Work to complete –
Can you retype the section of the NYC taxi query tutorial below, starting at "Query the data" and ending at "Year’s Day 2016?", word for word?

Query the data
When you have your dataset loaded, you can start constructing some queries to discover what your data tells you. In this section, you learn how to write queries that answer these questions:
- How many rides take place each day?
- What is the average fare amount?
- How many rides of each rate type were taken?
- What kind of trips are going to and from airports?
- How many rides took place on New Year’s Day 2016?
How many rides take place every day?
This dataset contains ride data for January 2016. To find out how many rides took place each day, you can use a SELECT
statement. In this case, you want to count the total number of rides each day, and show them in a list by date.
Finding how many rides take place every day
Connect to the Timescale Cloud database that contains the NYC taxi dataset.
At the psql prompt, use this query to select all rides taken in the first week of January 2016, and return a count of rides for each day:
SELECT date_trunc('day', pickup_datetime) as day,
COUNT(*) FROM rides
WHERE pickup_datetime < '2016-01-08'
GROUP BY day
ORDER BY day;
The result of the query looks like this:
day | count
---------------------+--------
2016-01-01 00:00:00 | 345037
2016-01-02 00:00:00 | 312831
2016-01-03 00:00:00 | 302878
2016-01-04 00:00:00 | 316171
2016-01-05 00:00:00 | 343251
2016-01-06 00:00:00 | 348516
2016-01-07 00:00:00 | 364894
What is the average fare amount?

Recorded data –

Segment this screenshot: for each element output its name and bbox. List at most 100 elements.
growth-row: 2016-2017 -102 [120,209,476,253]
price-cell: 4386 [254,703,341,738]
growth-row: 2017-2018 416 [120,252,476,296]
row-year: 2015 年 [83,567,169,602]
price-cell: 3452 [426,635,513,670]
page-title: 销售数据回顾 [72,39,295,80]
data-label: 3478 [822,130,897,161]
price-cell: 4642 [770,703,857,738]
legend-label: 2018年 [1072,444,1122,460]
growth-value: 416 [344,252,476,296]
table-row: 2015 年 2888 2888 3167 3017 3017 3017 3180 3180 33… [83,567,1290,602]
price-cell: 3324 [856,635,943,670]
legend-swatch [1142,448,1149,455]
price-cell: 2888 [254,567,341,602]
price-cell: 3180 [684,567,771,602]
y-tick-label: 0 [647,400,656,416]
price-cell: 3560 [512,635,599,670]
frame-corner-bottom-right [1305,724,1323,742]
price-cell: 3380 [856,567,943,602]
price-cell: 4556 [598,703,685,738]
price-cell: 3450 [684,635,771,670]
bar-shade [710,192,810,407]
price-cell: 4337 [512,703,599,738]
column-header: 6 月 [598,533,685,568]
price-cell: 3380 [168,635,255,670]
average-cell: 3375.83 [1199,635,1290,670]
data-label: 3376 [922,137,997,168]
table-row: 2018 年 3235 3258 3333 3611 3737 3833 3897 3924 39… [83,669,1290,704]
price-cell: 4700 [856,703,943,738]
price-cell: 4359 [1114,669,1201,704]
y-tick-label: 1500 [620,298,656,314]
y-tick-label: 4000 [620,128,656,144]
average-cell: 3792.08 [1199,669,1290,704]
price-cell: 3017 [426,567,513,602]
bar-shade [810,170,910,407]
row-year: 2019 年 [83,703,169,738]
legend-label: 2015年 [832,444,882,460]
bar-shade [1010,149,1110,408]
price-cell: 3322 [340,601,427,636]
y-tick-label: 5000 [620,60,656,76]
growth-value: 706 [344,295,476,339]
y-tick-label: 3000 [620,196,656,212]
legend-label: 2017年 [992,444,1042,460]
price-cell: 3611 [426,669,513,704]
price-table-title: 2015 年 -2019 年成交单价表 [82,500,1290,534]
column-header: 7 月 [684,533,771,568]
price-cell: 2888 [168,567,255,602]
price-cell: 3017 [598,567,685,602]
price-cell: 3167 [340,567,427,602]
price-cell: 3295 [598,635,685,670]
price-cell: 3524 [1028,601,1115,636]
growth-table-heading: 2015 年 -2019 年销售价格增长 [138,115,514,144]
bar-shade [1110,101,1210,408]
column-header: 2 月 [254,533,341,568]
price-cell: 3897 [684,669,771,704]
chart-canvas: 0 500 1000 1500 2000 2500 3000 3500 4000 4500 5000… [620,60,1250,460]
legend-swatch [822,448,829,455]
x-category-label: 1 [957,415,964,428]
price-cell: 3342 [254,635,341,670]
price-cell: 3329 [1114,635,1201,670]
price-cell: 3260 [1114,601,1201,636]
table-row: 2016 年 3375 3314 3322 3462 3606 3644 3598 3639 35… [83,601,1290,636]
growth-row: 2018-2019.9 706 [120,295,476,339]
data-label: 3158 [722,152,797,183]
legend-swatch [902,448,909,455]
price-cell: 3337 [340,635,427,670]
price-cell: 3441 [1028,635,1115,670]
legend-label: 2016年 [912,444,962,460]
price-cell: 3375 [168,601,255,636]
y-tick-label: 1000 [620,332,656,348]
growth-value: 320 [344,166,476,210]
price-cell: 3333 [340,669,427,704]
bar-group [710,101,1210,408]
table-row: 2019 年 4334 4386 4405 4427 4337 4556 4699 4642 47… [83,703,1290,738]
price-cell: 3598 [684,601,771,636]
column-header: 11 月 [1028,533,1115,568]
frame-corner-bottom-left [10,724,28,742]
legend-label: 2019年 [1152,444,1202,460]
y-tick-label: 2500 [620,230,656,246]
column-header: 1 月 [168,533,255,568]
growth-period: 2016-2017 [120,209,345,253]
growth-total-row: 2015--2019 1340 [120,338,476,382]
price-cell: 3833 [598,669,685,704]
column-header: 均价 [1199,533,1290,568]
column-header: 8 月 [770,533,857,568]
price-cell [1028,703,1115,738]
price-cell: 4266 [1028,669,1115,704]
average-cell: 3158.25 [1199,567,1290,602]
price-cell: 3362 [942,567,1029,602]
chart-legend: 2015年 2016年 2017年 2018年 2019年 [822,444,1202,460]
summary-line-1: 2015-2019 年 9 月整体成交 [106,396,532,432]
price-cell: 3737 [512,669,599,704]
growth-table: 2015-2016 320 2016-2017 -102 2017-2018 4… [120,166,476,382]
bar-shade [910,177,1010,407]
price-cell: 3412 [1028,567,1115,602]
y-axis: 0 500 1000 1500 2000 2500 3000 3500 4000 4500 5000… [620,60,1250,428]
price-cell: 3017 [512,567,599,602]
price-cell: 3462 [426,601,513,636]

Exercise output –
Query the data
When you have your dataset loaded, you can start constructing some queries to discover what your data tells you. In this section, you learn how to write queries that answer these questions:
- How many rides take place each day?
- What is the average fare amount?
- How many rides of each rate type were taken?
- What kind of trips are going to and from airports?
- How many rides took place on New Year’s Day 2016?